--- Material provided ---
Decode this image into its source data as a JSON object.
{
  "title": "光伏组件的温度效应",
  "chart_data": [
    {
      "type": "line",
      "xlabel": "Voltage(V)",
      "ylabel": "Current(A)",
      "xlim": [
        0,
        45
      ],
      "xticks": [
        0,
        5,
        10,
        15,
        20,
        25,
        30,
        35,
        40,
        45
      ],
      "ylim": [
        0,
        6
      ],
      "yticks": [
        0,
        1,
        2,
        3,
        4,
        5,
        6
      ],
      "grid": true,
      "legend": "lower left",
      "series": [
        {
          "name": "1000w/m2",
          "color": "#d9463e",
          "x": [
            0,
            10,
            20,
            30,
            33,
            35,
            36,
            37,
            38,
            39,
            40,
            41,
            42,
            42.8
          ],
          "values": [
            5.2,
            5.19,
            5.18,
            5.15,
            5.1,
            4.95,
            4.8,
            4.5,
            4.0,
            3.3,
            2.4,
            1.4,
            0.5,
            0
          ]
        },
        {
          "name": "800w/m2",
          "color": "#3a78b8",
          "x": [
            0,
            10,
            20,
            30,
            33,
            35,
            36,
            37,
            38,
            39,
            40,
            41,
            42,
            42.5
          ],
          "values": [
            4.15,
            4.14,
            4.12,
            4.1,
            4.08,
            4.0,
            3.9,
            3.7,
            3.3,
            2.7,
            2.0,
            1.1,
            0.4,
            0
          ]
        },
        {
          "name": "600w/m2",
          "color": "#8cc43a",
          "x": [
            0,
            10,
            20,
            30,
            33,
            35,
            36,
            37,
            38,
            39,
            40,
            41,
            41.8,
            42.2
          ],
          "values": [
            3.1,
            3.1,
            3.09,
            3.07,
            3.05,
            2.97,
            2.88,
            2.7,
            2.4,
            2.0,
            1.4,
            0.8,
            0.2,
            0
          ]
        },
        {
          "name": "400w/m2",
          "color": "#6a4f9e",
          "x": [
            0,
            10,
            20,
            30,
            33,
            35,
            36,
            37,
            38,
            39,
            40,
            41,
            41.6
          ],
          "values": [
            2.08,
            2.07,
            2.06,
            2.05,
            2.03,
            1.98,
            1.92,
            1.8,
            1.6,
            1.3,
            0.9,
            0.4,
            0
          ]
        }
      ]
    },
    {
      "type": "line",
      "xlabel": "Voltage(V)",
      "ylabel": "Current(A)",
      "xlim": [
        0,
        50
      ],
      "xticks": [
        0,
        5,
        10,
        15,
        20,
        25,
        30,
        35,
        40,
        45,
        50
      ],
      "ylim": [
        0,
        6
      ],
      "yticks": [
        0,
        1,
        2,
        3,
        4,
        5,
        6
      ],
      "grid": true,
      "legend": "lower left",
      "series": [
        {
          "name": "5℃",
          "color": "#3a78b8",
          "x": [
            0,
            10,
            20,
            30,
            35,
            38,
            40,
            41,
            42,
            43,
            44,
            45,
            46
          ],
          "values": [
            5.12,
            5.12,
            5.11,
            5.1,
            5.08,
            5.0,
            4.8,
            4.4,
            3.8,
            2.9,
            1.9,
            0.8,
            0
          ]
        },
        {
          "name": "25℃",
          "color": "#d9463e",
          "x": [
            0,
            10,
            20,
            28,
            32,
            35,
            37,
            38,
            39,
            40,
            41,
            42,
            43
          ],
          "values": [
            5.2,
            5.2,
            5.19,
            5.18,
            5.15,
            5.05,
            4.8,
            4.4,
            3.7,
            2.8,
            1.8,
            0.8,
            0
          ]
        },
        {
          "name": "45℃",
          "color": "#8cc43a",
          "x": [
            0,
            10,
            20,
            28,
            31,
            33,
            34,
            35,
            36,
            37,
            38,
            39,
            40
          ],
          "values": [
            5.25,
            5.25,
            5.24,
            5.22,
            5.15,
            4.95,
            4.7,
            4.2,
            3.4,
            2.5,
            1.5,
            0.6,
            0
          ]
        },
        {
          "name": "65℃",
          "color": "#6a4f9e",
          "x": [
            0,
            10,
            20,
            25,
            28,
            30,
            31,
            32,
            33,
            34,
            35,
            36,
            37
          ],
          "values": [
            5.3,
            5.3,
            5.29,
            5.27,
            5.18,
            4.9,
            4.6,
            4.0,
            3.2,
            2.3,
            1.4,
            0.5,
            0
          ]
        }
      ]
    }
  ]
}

--- Instructions to follow ---
Each entry is to be returned in full, character for character.

--- Answer below ---
Decode this image into its source data as a JSON object.
{
  "title": "光伏组件的温度效应",
  "chart_data": [
    {
      "type": "line",
      "xlabel": "Voltage(V)",
      "ylabel": "Current(A)",
      "xlim": [
        0,
        45
      ],
      "xticks": [
        0,
        5,
        10,
        15,
        20,
        25,
        30,
        35,
        40,
        45
      ],
      "ylim": [
        0,
        6
      ],
      "yticks": [
        0,
        1,
        2,
        3,
        4,
        5,
        6
      ],
      "grid": true,
      "legend": "lower left",
      "series": [
        {
          "name": "1000w/m2",
          "color": "#d9463e",
          "x": [
            0,
            10,
            20,
            30,
            33,
            35,
            36,
            37,
            38,
            39,
            40,
            41,
            42,
            42.8
          ],
          "values": [
            5.2,
            5.19,
            5.18,
            5.15,
            5.1,
            4.95,
            4.8,
            4.5,
            4.0,
            3.3,
            2.4,
            1.4,
            0.5,
            0
          ]
        },
        {
          "name": "800w/m2",
          "color": "#3a78b8",
          "x": [
            0,
            10,
            20,
            30,
            33,
            35,
            36,
            37,
            38,
            39,
            40,
            41,
            42,
            42.5
          ],
          "values": [
            4.15,
            4.14,
            4.12,
            4.1,
            4.08,
            4.0,
            3.9,
            3.7,
            3.3,
            2.7,
            2.0,
            1.1,
            0.4,
            0
          ]
        },
        {
          "name": "600w/m2",
          "color": "#8cc43a",
          "x": [
            0,
            10,
            20,
            30,
            33,
            35,
            36,
            37,
            38,
            39,
            40,
            41,
            41.8,
            42.2
          ],
          "values": [
            3.1,
            3.1,
            3.09,
            3.07,
            3.05,
            2.97,
            2.88,
            2.7,
            2.4,
            2.0,
            1.4,
            0.8,
            0.2,
            0
          ]
        },
        {
          "name": "400w/m2",
          "color": "#6a4f9e",
          "x": [
            0,
            10,
            20,
            30,
            33,
            35,
            36,
            37,
            38,
            39,
            40,
            41,
            41.6
          ],
          "values": [
            2.08,
            2.07,
            2.06,
            2.05,
            2.03,
            1.98,
            1.92,
            1.8,
            1.6,
            1.3,
            0.9,
            0.4,
            0
          ]
        }
      ]
    },
    {
      "type": "line",
      "xlabel": "Voltage(V)",
      "ylabel": "Current(A)",
      "xlim": [
        0,
        50
      ],
      "xticks": [
        0,
        5,
        10,
        15,
        20,
        25,
        30,
        35,
        40,
        45,
        50
      ],
      "ylim": [
        0,
        6
      ],
      "yticks": [
        0,
        1,
        2,
        3,
        4,
        5,
        6
      ],
      "grid": true,
      "legend": "lower left",
      "series": [
        {
          "name": "5℃",
          "color": "#3a78b8",
          "x": [
            0,
            10,
            20,
            30,
            35,
            38,
            40,
            41,
            42,
            43,
            44,
            45,
            46
          ],
          "values": [
            5.12,
            5.12,
            5.11,
            5.1,
            5.08,
            5.0,
            4.8,
            4.4,
            3.8,
            2.9,
            1.9,
            0.8,
            0
          ]
        },
        {
          "name": "25℃",
          "color": "#d9463e",
          "x": [
            0,
            10,
            20,
            28,
            32,
            35,
            37,
            38,
            39,
            40,
            41,
            42,
            43
          ],
          "values": [
            5.2,
            5.2,
            5.19,
            5.18,
            5.15,
            5.05,
            4.8,
            4.4,
            3.7,
            2.8,
            1.8,
            0.8,
            0
          ]
        },
        {
          "name": "45℃",
          "color": "#8cc43a",
          "x": [
            0,
            10,
            20,
            28,
            31,
            33,
            34,
            35,
            36,
            37,
            38,
            39,
            40
          ],
          "values": [
            5.25,
            5.25,
            5.24,
            5.22,
            5.15,
            4.95,
            4.7,
            4.2,
            3.4,
            2.5,
            1.5,
            0.6,
            0
          ]
        },
        {
          "name": "65℃",
          "color": "#6a4f9e",
          "x": [
            0,
            10,
            20,
            25,
            28,
            30,
            31,
            32,
            33,
            34,
            35,
            36,
            37
          ],
          "values": [
            5.3,
            5.3,
            5.29,
            5.27,
            5.18,
            4.9,
            4.6,
            4.0,
            3.2,
            2.3,
            1.4,
            0.5,
            0
          ]
        }
      ]
    }
  ]
}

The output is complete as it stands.